Selected passage →
# Correct calculation for voltage drop of transistor

I'm new in electrical stuff, but I know that a transistor has a voltage drop of around 0.7 V. So I have the following circuit:

(Hope it's correct): I want to trigger the transistor if the base get's flow from 3.3 V. My question: How do i calculate the voltage drop?

$$\frac{5~V - 0.7~V}{50~\Omega} = 0.086~A$$ $$\frac{3.3~V - 0.7~V}{500~\Omega} = 0.0052~A$$

So total at the ermitter:

$$0.086~A + 0.0052~A = 0.0912~A = 91.2~mA$$

Is this correct? Or it is only

$$\frac{5~V - 0.7~V}{50~\Omega} = 0.086~A$$ $$\frac{3.3~V}{500~\Omega} = 0.0066~A$$

or

$$\frac{5~V}{50~\Omega} = 0.1~A$$ $$\frac{3.3~V - 0.7~V}{500~\Omega} = 0.0052~A$$

I don't know where exactly the voltage drop should be in my calculation.

• Your first line of calculation should probably use 0.2 V instead of 0.7 V, as you should be using a saturation voltage for $V_{CE}$ and not be using an Si diode PN junction voltage. To start.
– jonk
Commented Jul 9, 2017 at 16:30

For the circuit you show, 0.7 only applies the base-emitter junction. The emitter-collector junction will attempt to affect current, rather than voltage.

So, the base current will be (3.3 - 0.7)/500, or 5.2 mA.

Set task → Write the next part of the discussion on transistor voltage drop above, starting right after its final sentence.

Stored data →
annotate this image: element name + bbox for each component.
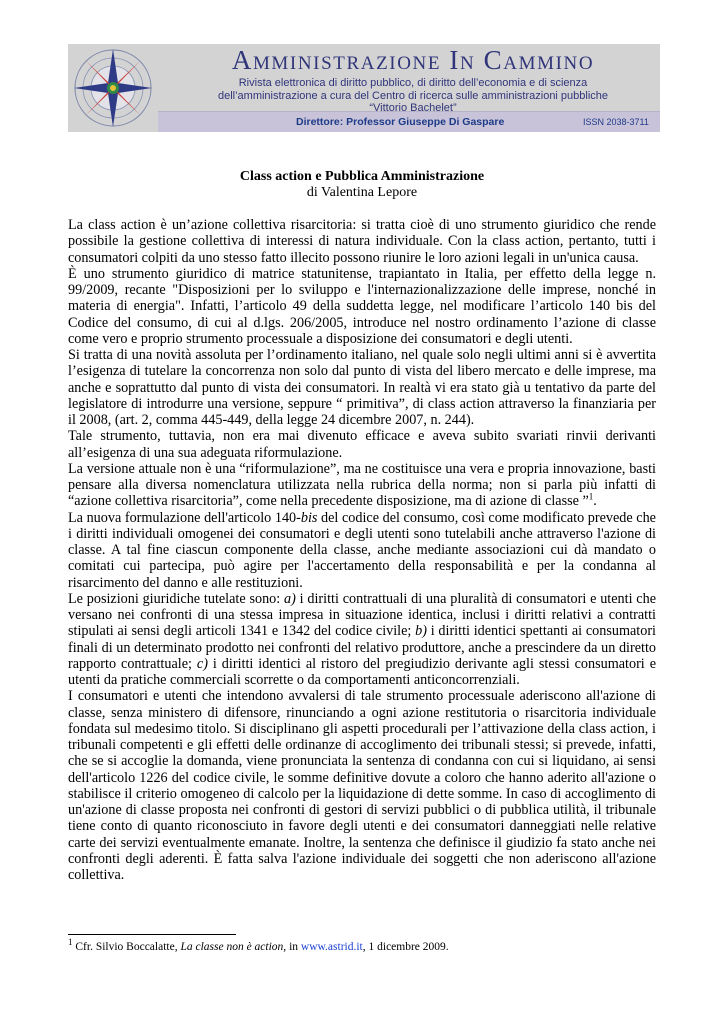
journal-issn: ISSN 2038-3711 — [583, 117, 649, 127]
journal-title: Amministrazione In Cammino — [231, 45, 595, 75]
compass-rose-logo-icon — [72, 47, 154, 129]
journal-director: Direttore: Professor Giuseppe Di Gaspare — [296, 116, 505, 128]
article-title: Class action e Pubblica Amministrazione — [239, 169, 485, 184]
paragraph-7-start: Le posizioni giuridiche tutelate sono: — [68, 590, 285, 607]
footnote-link[interactable]: www.astrid.it — [300, 941, 363, 953]
paragraph-2: È uno strumento giuridico di matrice statunitense, trapiantato in Italia, per effetto della legge n. 99/2009, recante "Disposizioni per lo sviluppo e l'internazionalizzazione delle imprese, nonché in materia di energia". Infatti, l’articolo 49 della suddetta legge, nel modificare l’articolo 140 bis del Codice del consumo, di cui al d.lgs. 206/2005, introduce nel nostro ordinamento l’azione di classe come vero e proprio strumento processuale a disposizione dei consumatori e degli utenti. — [68, 265, 656, 347]
paragraph-5 — [68, 461, 656, 510]
paragraph-7-item-b: b) — [415, 623, 427, 640]
paragraph-5-text: La versione attuale non è una “riformulazione”, ma ne costituisce una vera e propria innovazione, basti pensare alla diversa nomenclatura utilizzata nella rubrica della norma; non si parla più infatti di “azione collettiva risarcitoria”, come nella precedente disposizione, ma di azione di classe ” — [68, 460, 656, 510]
footnote-number: 1 — [68, 937, 73, 948]
article-author: di Valentina Lepore — [306, 185, 418, 200]
paragraph-8: I consumatori e utenti che intendono avvalersi di tale strumento processuale aderiscono all'azione di classe, senza ministero di difensore, rinunciando a ogni azione restitutoria o risarcitoria individuale fondata sul medesimo titolo. Si disciplinano gli aspetti procedurali per l’attivazione della class action, i tribunali competenti e gli effetti delle ordinanze di accoglimento dei tribunali stessi; si prevede, infatti, che se si accoglie la domanda, viene pronunciata la sentenza di condanna con cui si liquidano, ai sensi dell'articolo 1226 del codice civile, le somme definitive dovute a coloro che hanno aderito all'azione o stabilisce il criterio omogeneo di calcolo per la liquidazione di dette somme. In caso di accoglimento di un'azione di classe proposta nei confronti di gestori di servizi pubblici o di pubblica utilità, il tribunale tiene conto di quanto riconosciuto in favore degli utenti e dei consumatori danneggiati nelle relative carte dei servizi eventualmente emanate. Inoltre, la sentenza che definisce il giudizio fa stato anche nei confronti degli aderenti. È fatta salva l'azione individuale dei soggetti che non aderiscono all'azione collettiva. — [68, 688, 656, 883]
paragraph-7 — [68, 591, 656, 689]
paragraph-7-item-a: a) — [284, 590, 296, 607]
journal-subtitle-line2: dell’amministrazione a cura del Centro di ricerca sulle amministrazioni pubbliche — [217, 90, 609, 102]
footnote-cited-title: La classe non è action, — [180, 941, 287, 953]
footnote-reference[interactable]: 1 — [588, 491, 594, 502]
journal-subtitle-line3: “Vittorio Bachelet” — [369, 102, 457, 114]
article-body — [68, 217, 656, 883]
paragraph-6-bis: bis — [300, 509, 318, 526]
paragraph-7-part-c: i diritti identici al ristoro del pregiudizio derivante agli stessi consumatori e utenti da pratiche commerciali scorrette o da comportamenti anticoncorrenziali. — [68, 655, 656, 688]
journal-subtitle-line1: Rivista elettronica di diritto pubblico, di diritto dell’economia e di scienza — [238, 77, 588, 89]
paragraph-1: La class action è un’azione collettiva risarcitoria: si tratta cioè di uno strumento giuridico che rende possibile la gestione collettiva di interessi di natura individuale. Con la class action, pertanto, tutti i consumatori colpiti da uno stesso fatto illecito possono riunire le loro azioni legali in un'unica causa. — [68, 217, 656, 266]
paragraph-7-item-c: c) — [196, 655, 208, 672]
footnote-text-start: Cfr. Silvio Boccalatte, — [72, 941, 181, 953]
paragraph-6-rest: del codice del consumo, così come modificato prevede che i diritti individuali omogenei dei consumatori e degli utenti sono tutelabili anche attraverso l'azione di classe. A tal fine ciascun componente della classe, anche mediante associazioni cui dà mandato o comitati cui partecipa, può agire per l'accertamento della responsabilità e per la condanna al risarcimento del danno e alle restituzioni. — [68, 509, 656, 591]
footnote-text-mid: in — [286, 941, 301, 953]
paragraph-5-end: . — [593, 493, 597, 510]
paragraph-7-part-b: i diritti identici spettanti ai consumatori finali di un determinato prodotto nei confronti del relativo produttore, anche a prescindere da un diretto rapporto contrattuale; — [68, 623, 656, 672]
paragraph-6-start: La nuova formulazione dell'articolo 140- — [68, 509, 301, 526]
paragraph-4: Tale strumento, tuttavia, non era mai divenuto efficace e aveva subito svariati rinvii derivanti all’esigenza di una sua adeguata riformulazione. — [68, 428, 656, 461]
paragraph-6 — [68, 510, 656, 591]
header-banner — [68, 44, 660, 132]
footnote-text-end: , 1 dicembre 2009. — [362, 941, 449, 953]
footnote — [68, 937, 656, 954]
footnote-divider — [68, 934, 236, 935]
paragraph-3: Si tratta di una novità assoluta per l’ordinamento italiano, nel quale solo negli ultimi anni si è avvertita l’esigenza di tutelare la concorrenza non solo dal punto di vista del libero mercato e delle imprese, ma anche e soprattutto dal punto di vista dei consumatori. In realtà vi era stato già u tentativo da parte del legislatore di introdurre una versione, seppure “ primitiva”, di class action attraverso la finanziaria per il 2008, (art. 2, comma 445-449, della legge 24 dicembre 2007, n. 244). — [68, 347, 656, 428]
paragraph-7-part-a: i diritti contrattuali di una pluralità di consumatori e utenti che versano nei confronti di una stessa impresa in situazione identica, inclusi i diritti relativi a contratti stipulati ai sensi degli articoli 1341 e 1342 del codice civile; — [68, 590, 656, 640]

Output →
Calculating the collector current is harder. You must assume a value for the current gain, hfe or beta. Let's start by assuming an hfe of 100, which is a decent starting value for small-signal transistors.

5.2 mA times 100 is .52 amps. If this were true, the voltage across R1 would be .52 times 50, or 26 volts. And this obviously won't happen.

So it's likely that the transistor is not operating in the linear region, but is close to saturation. (The difference between linear and saturated operation is determined by whether the collector-emitter voltage is greater or less than the base-emitter voltage.) A good rule of thumb is that, in saturation, the gain of the transistor is less than 10 or 20, and the collector-emitter voltage will be in the range of 0.2 to 0.3 volts

Let's try 20. Then the current is .104 mA, and the voltage across R1 will be 5 volts. This is consistent with the circuit, and is a reasonable solution. The exact collector-emitter voltage cannot be determined easily, but in general the details won't matter. The current through R1 will be a bit less than 100 mA, and the voltage across the transistor will be about 0.2 to 0.3 volts.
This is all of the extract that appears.